■ WRITTEN REQUEST
Would you write out the listing verbatim and skip every picture in it?

■ MATERIAL PROVIDED
········

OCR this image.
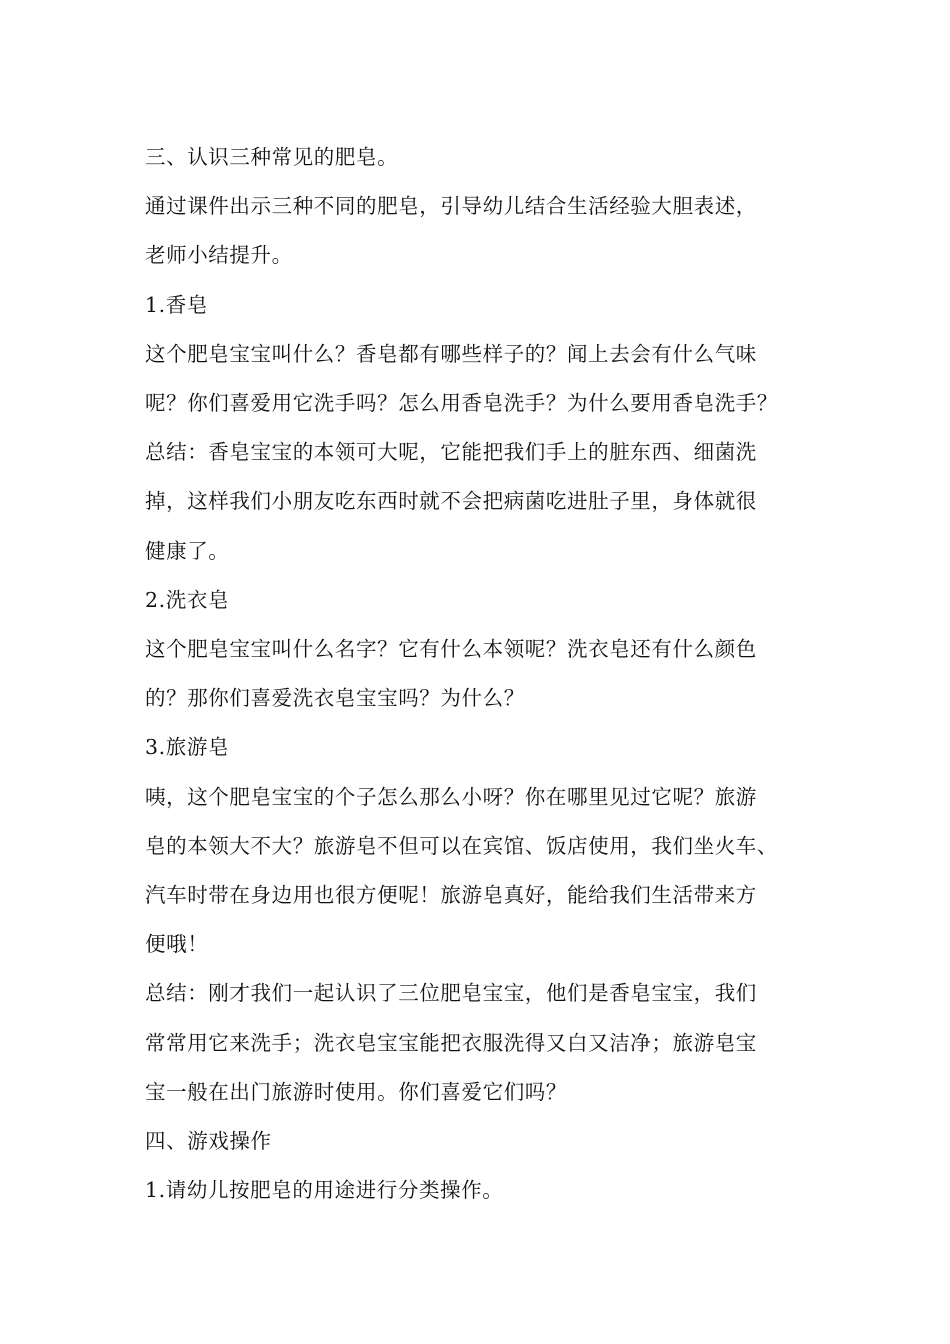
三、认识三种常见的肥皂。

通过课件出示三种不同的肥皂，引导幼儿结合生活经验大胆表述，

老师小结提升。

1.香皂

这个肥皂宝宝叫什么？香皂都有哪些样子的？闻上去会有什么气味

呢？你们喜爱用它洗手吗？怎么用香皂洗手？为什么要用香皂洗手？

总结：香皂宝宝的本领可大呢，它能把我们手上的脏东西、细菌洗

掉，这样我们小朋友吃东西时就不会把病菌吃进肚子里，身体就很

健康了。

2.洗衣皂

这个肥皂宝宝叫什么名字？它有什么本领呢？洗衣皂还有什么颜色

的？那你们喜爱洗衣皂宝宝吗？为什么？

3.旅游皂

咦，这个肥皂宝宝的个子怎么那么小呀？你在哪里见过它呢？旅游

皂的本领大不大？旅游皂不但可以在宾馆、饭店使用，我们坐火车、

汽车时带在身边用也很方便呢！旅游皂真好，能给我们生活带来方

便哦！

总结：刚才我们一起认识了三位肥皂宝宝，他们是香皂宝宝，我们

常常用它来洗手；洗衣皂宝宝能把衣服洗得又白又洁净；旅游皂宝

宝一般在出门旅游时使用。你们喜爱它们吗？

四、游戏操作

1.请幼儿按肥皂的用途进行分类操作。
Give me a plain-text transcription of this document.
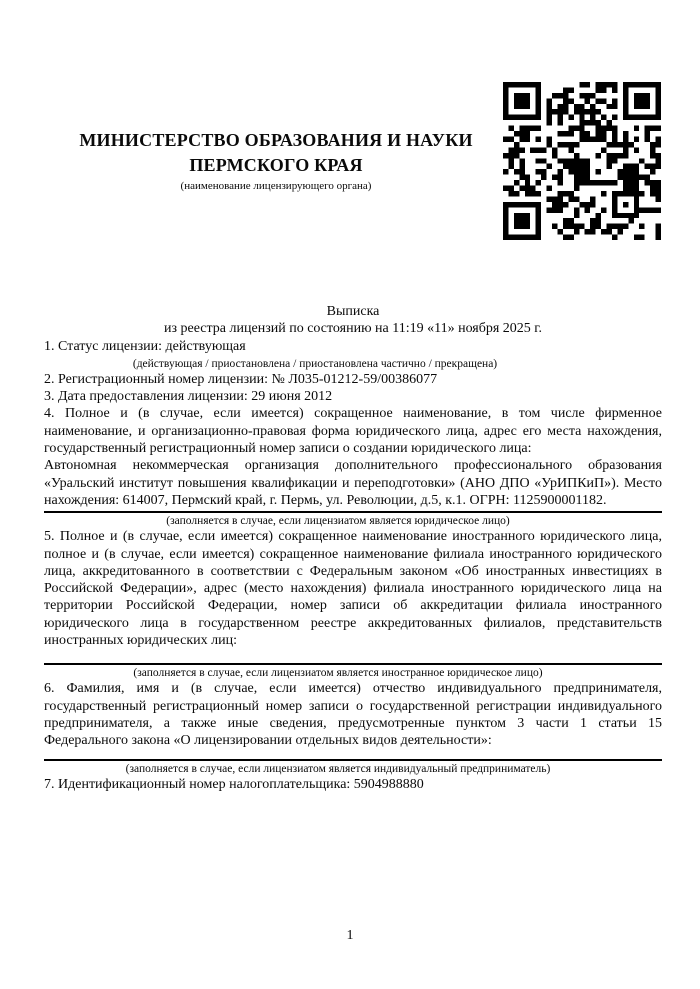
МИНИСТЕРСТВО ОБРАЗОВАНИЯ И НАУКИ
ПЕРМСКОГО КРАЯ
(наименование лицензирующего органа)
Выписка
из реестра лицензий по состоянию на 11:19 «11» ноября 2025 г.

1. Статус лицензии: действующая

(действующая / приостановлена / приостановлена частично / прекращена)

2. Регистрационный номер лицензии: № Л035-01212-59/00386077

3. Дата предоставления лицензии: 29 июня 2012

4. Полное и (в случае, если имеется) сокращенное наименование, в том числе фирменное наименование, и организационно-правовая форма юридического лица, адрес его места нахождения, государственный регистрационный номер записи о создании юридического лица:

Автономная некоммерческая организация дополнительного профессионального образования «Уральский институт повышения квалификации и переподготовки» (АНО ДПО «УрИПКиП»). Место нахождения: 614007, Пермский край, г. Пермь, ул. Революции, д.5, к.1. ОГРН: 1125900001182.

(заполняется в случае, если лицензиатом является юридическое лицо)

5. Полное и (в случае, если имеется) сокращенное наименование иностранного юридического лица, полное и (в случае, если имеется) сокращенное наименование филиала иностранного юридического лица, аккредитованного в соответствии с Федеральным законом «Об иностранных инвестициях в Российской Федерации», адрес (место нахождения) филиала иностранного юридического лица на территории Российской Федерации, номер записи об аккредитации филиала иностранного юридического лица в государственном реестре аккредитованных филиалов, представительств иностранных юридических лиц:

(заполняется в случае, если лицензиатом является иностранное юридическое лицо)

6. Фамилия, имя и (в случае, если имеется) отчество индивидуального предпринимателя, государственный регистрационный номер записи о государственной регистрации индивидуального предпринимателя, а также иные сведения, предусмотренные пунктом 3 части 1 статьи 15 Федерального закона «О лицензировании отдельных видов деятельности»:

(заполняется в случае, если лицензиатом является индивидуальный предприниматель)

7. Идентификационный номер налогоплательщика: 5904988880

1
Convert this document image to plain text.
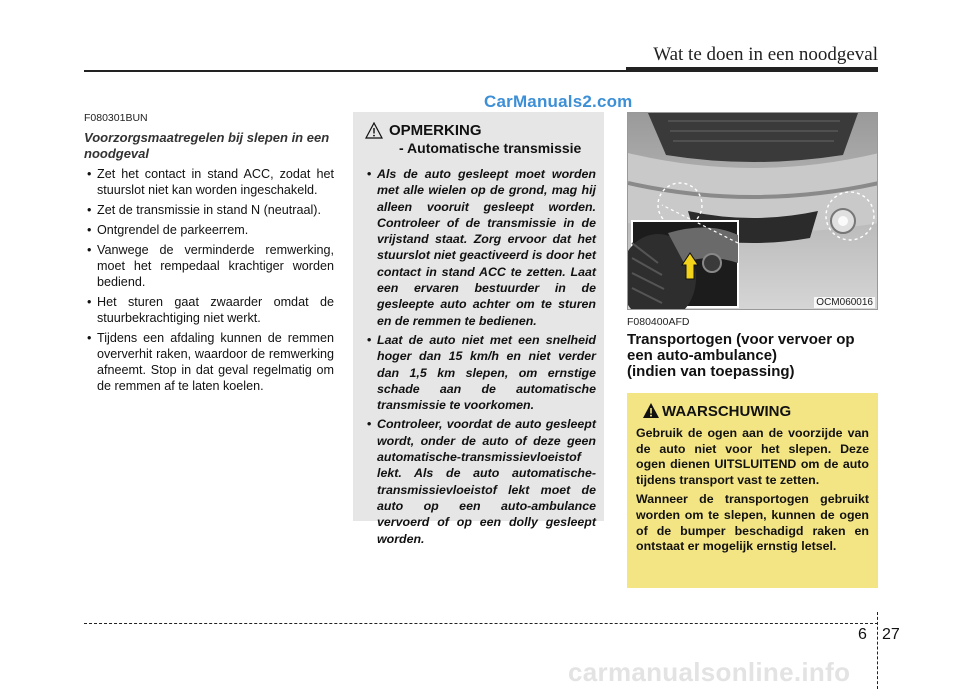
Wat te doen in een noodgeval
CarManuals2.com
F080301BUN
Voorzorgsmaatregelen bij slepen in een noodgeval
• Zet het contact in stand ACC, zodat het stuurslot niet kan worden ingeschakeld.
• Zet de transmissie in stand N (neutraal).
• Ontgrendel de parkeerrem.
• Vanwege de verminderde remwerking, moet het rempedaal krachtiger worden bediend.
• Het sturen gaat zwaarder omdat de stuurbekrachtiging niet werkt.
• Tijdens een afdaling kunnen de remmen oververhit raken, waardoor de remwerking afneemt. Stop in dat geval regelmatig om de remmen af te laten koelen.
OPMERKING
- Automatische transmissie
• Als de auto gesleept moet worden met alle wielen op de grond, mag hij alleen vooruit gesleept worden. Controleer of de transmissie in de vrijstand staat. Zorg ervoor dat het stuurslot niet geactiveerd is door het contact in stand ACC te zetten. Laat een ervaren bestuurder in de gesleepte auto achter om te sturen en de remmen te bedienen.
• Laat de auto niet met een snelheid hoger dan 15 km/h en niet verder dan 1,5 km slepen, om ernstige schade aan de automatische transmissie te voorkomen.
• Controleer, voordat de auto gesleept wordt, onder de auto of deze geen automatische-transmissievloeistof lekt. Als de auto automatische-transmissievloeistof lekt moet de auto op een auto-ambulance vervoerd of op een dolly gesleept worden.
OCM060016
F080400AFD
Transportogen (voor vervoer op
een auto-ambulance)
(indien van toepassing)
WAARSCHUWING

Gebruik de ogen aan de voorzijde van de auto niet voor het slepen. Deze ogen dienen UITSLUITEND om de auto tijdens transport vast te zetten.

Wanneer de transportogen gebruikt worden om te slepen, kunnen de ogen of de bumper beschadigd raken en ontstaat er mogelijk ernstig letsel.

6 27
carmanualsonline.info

········

■ SOLVED EXERCISE
OCR this image.
三、认识三种常见的肥皂。

通过课件出示三种不同的肥皂，引导幼儿结合生活经验大胆表述，

老师小结提升。

1.香皂

这个肥皂宝宝叫什么？香皂都有哪些样子的？闻上去会有什么气味

呢？你们喜爱用它洗手吗？怎么用香皂洗手？为什么要用香皂洗手？

总结：香皂宝宝的本领可大呢，它能把我们手上的脏东西、细菌洗

掉，这样我们小朋友吃东西时就不会把病菌吃进肚子里，身体就很

健康了。

2.洗衣皂

这个肥皂宝宝叫什么名字？它有什么本领呢？洗衣皂还有什么颜色

的？那你们喜爱洗衣皂宝宝吗？为什么？

3.旅游皂

咦，这个肥皂宝宝的个子怎么那么小呀？你在哪里见过它呢？旅游

皂的本领大不大？旅游皂不但可以在宾馆、饭店使用，我们坐火车、

汽车时带在身边用也很方便呢！旅游皂真好，能给我们生活带来方

便哦！

总结：刚才我们一起认识了三位肥皂宝宝，他们是香皂宝宝，我们

常常用它来洗手；洗衣皂宝宝能把衣服洗得又白又洁净；旅游皂宝

宝一般在出门旅游时使用。你们喜爱它们吗？

四、游戏操作

1.请幼儿按肥皂的用途进行分类操作。
Give me a plain-text transcription of this document.
МИНИСТЕРСТВО ОБРАЗОВАНИЯ И НАУКИ
ПЕРМСКОГО КРАЯ
(наименование лицензирующего органа)
Выписка
из реестра лицензий по состоянию на 11:19 «11» ноября 2025 г.

1. Статус лицензии: действующая

(действующая / приостановлена / приостановлена частично / прекращена)

2. Регистрационный номер лицензии: № Л035-01212-59/00386077

3. Дата предоставления лицензии: 29 июня 2012

4. Полное и (в случае, если имеется) сокращенное наименование, в том числе фирменное наименование, и организационно-правовая форма юридического лица, адрес его места нахождения, государственный регистрационный номер записи о создании юридического лица:

Автономная некоммерческая организация дополнительного профессионального образования «Уральский институт повышения квалификации и переподготовки» (АНО ДПО «УрИПКиП»). Место нахождения: 614007, Пермский край, г. Пермь, ул. Революции, д.5, к.1. ОГРН: 1125900001182.

(заполняется в случае, если лицензиатом является юридическое лицо)

5. Полное и (в случае, если имеется) сокращенное наименование иностранного юридического лица, полное и (в случае, если имеется) сокращенное наименование филиала иностранного юридического лица, аккредитованного в соответствии с Федеральным законом «Об иностранных инвестициях в Российской Федерации», адрес (место нахождения) филиала иностранного юридического лица на территории Российской Федерации, номер записи об аккредитации филиала иностранного юридического лица в государственном реестре аккредитованных филиалов, представительств иностранных юридических лиц:

(заполняется в случае, если лицензиатом является иностранное юридическое лицо)

6. Фамилия, имя и (в случае, если имеется) отчество индивидуального предпринимателя, государственный регистрационный номер записи о государственной регистрации индивидуального предпринимателя, а также иные сведения, предусмотренные пунктом 3 части 1 статьи 15 Федерального закона «О лицензировании отдельных видов деятельности»:

(заполняется в случае, если лицензиатом является индивидуальный предприниматель)

7. Идентификационный номер налогоплательщика: 5904988880

1
Convert this document image to plain text.
Wat te doen in een noodgeval
CarManuals2.com
F080301BUN
Voorzorgsmaatregelen bij slepen in een noodgeval
• Zet het contact in stand ACC, zodat het stuurslot niet kan worden ingeschakeld.
• Zet de transmissie in stand N (neutraal).
• Ontgrendel de parkeerrem.
• Vanwege de verminderde remwerking, moet het rempedaal krachtiger worden bediend.
• Het sturen gaat zwaarder omdat de stuurbekrachtiging niet werkt.
• Tijdens een afdaling kunnen de remmen oververhit raken, waardoor de remwerking afneemt. Stop in dat geval regelmatig om de remmen af te laten koelen.
OPMERKING
- Automatische transmissie
• Als de auto gesleept moet worden met alle wielen op de grond, mag hij alleen vooruit gesleept worden. Controleer of de transmissie in de vrijstand staat. Zorg ervoor dat het stuurslot niet geactiveerd is door het contact in stand ACC te zetten. Laat een ervaren bestuurder in de gesleepte auto achter om te sturen en de remmen te bedienen.
• Laat de auto niet met een snelheid hoger dan 15 km/h en niet verder dan 1,5 km slepen, om ernstige schade aan de automatische transmissie te voorkomen.
• Controleer, voordat de auto gesleept wordt, onder de auto of deze geen automatische-transmissievloeistof lekt. Als de auto automatische-transmissievloeistof lekt moet de auto op een auto-ambulance vervoerd of op een dolly gesleept worden.
OCM060016
F080400AFD
Transportogen (voor vervoer op
een auto-ambulance)
(indien van toepassing)
WAARSCHUWING

Gebruik de ogen aan de voorzijde van de auto niet voor het slepen. Deze ogen dienen UITSLUITEND om de auto tijdens transport vast te zetten.

Wanneer de transportogen gebruikt worden om te slepen, kunnen de ogen of de bumper beschadigd raken en ontstaat er mogelijk ernstig letsel.

6 27
carmanualsonline.info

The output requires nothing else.